## [TASK SET]
**a.** In the piece on Maine homemade TV, why did Ken MacKenzie make an ideal host for WGAN? Answer in one to three sentences.
**b.** Rewrite the paragraph beginning "It all started innocently enough" from the piece on Maine homemade TV more briefly, keeping its main facts.

## [PAGE TEXT]
[Start of Attachment]

Maine homemade TV
At age eight I contracted a serious case of the TV bug.
Not the common variety whose primary symptom is a compulsion to watch endless hours of television, but the infinitely more virulent strain characterized by an overwhelming urge to appear on television.
It all started innocently enough when my mom, serving a hitch as our Cub Scout den mother, loaded a boisterous scrum of 8- to 10-year-old Scouts into our Ford Country Squire station wagon (forest green with about a half acre of plastic-wood bolted to its gleaming metallic flanks) and drove us to the studios of WGAN TV in Portland to join the audience of the popular local program "The Ken MacKenzie Show."
Back then, when affiliates like WGAN worked hard to develop original programming to supplement the nationally syndicated network offerings, a fellow like MacKenzie, an affable country & western singer, guitarist and enthusiastic yodeler made the ideal host.
Basically a home grown version of big time “singing cowboys” like Gene Autry and Roy Rogers, Ken had paid his dues on the dance hall and county fair circuit. With his backup band, wife Simone and guest vocalist Betty Gribbin, he brought genuine talent to the brand new world of the tiny screen.
Not that I gave two hoots about any of that. Nope.

[End of Attachment]

## [DATA TO EXAMINE]
[Start of Attachment]

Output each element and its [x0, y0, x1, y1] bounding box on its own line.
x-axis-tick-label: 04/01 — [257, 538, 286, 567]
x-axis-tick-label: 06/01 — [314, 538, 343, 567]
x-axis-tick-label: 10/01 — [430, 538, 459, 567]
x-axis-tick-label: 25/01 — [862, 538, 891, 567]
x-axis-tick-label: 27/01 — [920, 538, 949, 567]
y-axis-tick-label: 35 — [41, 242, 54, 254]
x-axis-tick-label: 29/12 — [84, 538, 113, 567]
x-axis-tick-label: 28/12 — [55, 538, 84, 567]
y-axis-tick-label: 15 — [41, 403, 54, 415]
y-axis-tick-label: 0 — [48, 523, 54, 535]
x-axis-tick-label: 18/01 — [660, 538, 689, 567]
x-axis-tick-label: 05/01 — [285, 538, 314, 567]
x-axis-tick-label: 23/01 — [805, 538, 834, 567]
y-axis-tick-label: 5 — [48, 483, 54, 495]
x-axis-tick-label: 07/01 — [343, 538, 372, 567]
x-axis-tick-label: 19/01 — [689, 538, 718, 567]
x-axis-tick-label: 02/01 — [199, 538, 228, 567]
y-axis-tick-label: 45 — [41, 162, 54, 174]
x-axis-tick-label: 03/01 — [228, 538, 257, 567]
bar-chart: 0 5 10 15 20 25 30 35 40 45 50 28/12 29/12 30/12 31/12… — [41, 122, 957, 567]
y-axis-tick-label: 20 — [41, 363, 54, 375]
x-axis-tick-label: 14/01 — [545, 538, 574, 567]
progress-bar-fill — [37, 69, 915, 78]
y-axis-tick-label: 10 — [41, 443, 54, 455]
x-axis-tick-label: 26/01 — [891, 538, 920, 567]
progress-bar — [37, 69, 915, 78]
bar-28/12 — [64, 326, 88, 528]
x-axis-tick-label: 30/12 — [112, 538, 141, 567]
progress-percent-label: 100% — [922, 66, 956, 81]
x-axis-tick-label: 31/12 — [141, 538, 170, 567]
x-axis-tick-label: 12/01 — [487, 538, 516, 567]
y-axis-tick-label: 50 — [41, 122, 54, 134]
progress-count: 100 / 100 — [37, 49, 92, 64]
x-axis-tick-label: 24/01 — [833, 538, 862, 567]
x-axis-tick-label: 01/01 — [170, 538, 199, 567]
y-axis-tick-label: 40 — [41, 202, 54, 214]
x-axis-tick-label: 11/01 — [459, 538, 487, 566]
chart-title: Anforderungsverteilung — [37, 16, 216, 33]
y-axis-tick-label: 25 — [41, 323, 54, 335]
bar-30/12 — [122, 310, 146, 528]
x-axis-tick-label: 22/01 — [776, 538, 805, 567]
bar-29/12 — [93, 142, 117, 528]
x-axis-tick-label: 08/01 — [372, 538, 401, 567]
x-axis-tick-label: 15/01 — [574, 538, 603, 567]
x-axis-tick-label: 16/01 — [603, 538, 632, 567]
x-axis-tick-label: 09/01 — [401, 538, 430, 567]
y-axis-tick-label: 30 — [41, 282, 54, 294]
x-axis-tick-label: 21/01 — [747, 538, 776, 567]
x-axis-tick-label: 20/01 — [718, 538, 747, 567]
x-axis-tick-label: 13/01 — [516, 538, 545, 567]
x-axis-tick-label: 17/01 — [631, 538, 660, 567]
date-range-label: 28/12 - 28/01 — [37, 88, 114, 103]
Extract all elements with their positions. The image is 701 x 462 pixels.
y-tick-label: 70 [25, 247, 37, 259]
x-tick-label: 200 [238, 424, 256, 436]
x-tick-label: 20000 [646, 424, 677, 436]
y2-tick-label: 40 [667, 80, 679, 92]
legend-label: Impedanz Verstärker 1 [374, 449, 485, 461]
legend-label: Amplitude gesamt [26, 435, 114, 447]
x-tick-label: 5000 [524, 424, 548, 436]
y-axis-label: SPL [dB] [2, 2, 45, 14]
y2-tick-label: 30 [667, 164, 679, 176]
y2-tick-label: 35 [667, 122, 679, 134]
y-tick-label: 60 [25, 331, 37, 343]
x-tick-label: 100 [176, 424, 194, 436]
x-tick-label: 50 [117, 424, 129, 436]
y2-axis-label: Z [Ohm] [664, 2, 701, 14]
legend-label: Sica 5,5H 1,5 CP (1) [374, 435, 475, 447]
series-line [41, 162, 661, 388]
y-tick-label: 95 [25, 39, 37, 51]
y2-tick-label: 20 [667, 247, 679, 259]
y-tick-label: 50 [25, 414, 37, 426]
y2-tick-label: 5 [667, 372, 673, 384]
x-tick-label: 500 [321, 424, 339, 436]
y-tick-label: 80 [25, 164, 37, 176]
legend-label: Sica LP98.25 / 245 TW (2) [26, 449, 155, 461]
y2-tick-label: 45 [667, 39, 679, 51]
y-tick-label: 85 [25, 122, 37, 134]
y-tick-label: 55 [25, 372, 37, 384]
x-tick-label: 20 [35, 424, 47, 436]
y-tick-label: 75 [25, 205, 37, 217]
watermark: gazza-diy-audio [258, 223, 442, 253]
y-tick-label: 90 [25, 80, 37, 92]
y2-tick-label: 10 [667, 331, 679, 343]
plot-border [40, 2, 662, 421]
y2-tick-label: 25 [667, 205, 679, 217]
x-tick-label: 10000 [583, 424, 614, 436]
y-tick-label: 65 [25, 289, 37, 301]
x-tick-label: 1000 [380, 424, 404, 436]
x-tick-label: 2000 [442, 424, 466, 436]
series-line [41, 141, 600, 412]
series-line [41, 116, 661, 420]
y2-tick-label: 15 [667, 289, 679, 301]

[End of Attachment]

## [ANSWERS TO THE EXERCISE]
**a.** At the time, affiliates like WGAN worked hard to create original programming alongside the nationally syndicated network shows. MacKenzie was an affable country and western singer, guitarist and enthusiastic yodeler who had paid his dues on the dance hall and county fair circuit. He brought genuine talent to the new medium.

**b.** It began when my mom, then our Cub Scout den mother, drove a rowdy group of 8- to 10-year-old Scouts in our green Ford Country Squire station wagon to WGAN TV's studios in Portland. There we joined the audience of "The Ken MacKenzie Show."